─── Records for this task ───

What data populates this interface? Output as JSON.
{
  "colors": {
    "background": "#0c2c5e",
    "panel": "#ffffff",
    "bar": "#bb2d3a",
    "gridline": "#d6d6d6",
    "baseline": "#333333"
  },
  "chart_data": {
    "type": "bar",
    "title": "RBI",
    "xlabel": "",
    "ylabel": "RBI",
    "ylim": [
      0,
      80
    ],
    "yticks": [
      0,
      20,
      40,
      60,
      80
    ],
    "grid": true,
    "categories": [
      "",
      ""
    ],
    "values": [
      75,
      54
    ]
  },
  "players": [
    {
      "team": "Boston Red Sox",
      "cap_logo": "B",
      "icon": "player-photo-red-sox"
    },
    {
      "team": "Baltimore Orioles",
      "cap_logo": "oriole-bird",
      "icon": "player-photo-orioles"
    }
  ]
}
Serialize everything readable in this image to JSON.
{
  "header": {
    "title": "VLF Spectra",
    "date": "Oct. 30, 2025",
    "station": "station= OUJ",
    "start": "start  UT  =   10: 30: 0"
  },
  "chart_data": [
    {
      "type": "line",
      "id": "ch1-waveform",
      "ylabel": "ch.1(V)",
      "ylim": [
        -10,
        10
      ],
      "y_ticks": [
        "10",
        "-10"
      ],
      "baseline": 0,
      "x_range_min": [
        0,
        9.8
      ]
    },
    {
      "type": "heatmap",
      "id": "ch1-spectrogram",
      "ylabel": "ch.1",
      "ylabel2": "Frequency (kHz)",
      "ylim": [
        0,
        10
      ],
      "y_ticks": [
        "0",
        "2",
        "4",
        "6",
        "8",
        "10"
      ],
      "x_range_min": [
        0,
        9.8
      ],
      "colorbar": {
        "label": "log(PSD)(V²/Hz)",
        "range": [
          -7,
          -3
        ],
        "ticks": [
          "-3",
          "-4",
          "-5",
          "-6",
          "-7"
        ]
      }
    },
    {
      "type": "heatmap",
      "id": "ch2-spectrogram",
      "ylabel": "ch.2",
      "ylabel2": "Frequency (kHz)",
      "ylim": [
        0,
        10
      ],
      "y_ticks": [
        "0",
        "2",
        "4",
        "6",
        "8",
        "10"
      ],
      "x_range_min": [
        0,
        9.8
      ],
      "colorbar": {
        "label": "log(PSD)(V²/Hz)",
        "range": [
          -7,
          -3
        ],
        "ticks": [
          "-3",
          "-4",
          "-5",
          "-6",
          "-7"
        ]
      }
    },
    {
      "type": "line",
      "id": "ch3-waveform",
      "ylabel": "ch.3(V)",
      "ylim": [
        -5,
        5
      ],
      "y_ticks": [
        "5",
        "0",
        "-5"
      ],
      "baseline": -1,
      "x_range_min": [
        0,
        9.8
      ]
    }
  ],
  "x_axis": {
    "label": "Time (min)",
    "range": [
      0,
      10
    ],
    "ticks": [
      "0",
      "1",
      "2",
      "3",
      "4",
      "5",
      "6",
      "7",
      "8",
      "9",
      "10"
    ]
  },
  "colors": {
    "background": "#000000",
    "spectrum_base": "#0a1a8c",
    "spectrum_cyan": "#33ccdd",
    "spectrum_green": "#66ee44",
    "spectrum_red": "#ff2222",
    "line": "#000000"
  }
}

───

Task prompt =>
Give back each line above precisely as it stands.

Task response =>
What data populates this interface? Output as JSON.
{
  "colors": {
    "background": "#0c2c5e",
    "panel": "#ffffff",
    "bar": "#bb2d3a",
    "gridline": "#d6d6d6",
    "baseline": "#333333"
  },
  "chart_data": {
    "type": "bar",
    "title": "RBI",
    "xlabel": "",
    "ylabel": "RBI",
    "ylim": [
      0,
      80
    ],
    "yticks": [
      0,
      20,
      40,
      60,
      80
    ],
    "grid": true,
    "categories": [
      "",
      ""
    ],
    "values": [
      75,
      54
    ]
  },
  "players": [
    {
      "team": "Boston Red Sox",
      "cap_logo": "B",
      "icon": "player-photo-red-sox"
    },
    {
      "team": "Baltimore Orioles",
      "cap_logo": "oriole-bird",
      "icon": "player-photo-orioles"
    }
  ]
}
Serialize everything readable in this image to JSON.
{
  "header": {
    "title": "VLF Spectra",
    "date": "Oct. 30, 2025",
    "station": "station= OUJ",
    "start": "start  UT  =   10: 30: 0"
  },
  "chart_data": [
    {
      "type": "line",
      "id": "ch1-waveform",
      "ylabel": "ch.1(V)",
      "ylim": [
        -10,
        10
      ],
      "y_ticks": [
        "10",
        "-10"
      ],
      "baseline": 0,
      "x_range_min": [
        0,
        9.8
      ]
    },
    {
      "type": "heatmap",
      "id": "ch1-spectrogram",
      "ylabel": "ch.1",
      "ylabel2": "Frequency (kHz)",
      "ylim": [
        0,
        10
      ],
      "y_ticks": [
        "0",
        "2",
        "4",
        "6",
        "8",
        "10"
      ],
      "x_range_min": [
        0,
        9.8
      ],
      "colorbar": {
        "label": "log(PSD)(V²/Hz)",
        "range": [
          -7,
          -3
        ],
        "ticks": [
          "-3",
          "-4",
          "-5",
          "-6",
          "-7"
        ]
      }
    },
    {
      "type": "heatmap",
      "id": "ch2-spectrogram",
      "ylabel": "ch.2",
      "ylabel2": "Frequency (kHz)",
      "ylim": [
        0,
        10
      ],
      "y_ticks": [
        "0",
        "2",
        "4",
        "6",
        "8",
        "10"
      ],
      "x_range_min": [
        0,
        9.8
      ],
      "colorbar": {
        "label": "log(PSD)(V²/Hz)",
        "range": [
          -7,
          -3
        ],
        "ticks": [
          "-3",
          "-4",
          "-5",
          "-6",
          "-7"
        ]
      }
    },
    {
      "type": "line",
      "id": "ch3-waveform",
      "ylabel": "ch.3(V)",
      "ylim": [
        -5,
        5
      ],
      "y_ticks": [
        "5",
        "0",
        "-5"
      ],
      "baseline": -1,
      "x_range_min": [
        0,
        9.8
      ]
    }
  ],
  "x_axis": {
    "label": "Time (min)",
    "range": [
      0,
      10
    ],
    "ticks": [
      "0",
      "1",
      "2",
      "3",
      "4",
      "5",
      "6",
      "7",
      "8",
      "9",
      "10"
    ]
  },
  "colors": {
    "background": "#000000",
    "spectrum_base": "#0a1a8c",
    "spectrum_cyan": "#33ccdd",
    "spectrum_green": "#66ee44",
    "spectrum_red": "#ff2222",
    "line": "#000000"
  }
}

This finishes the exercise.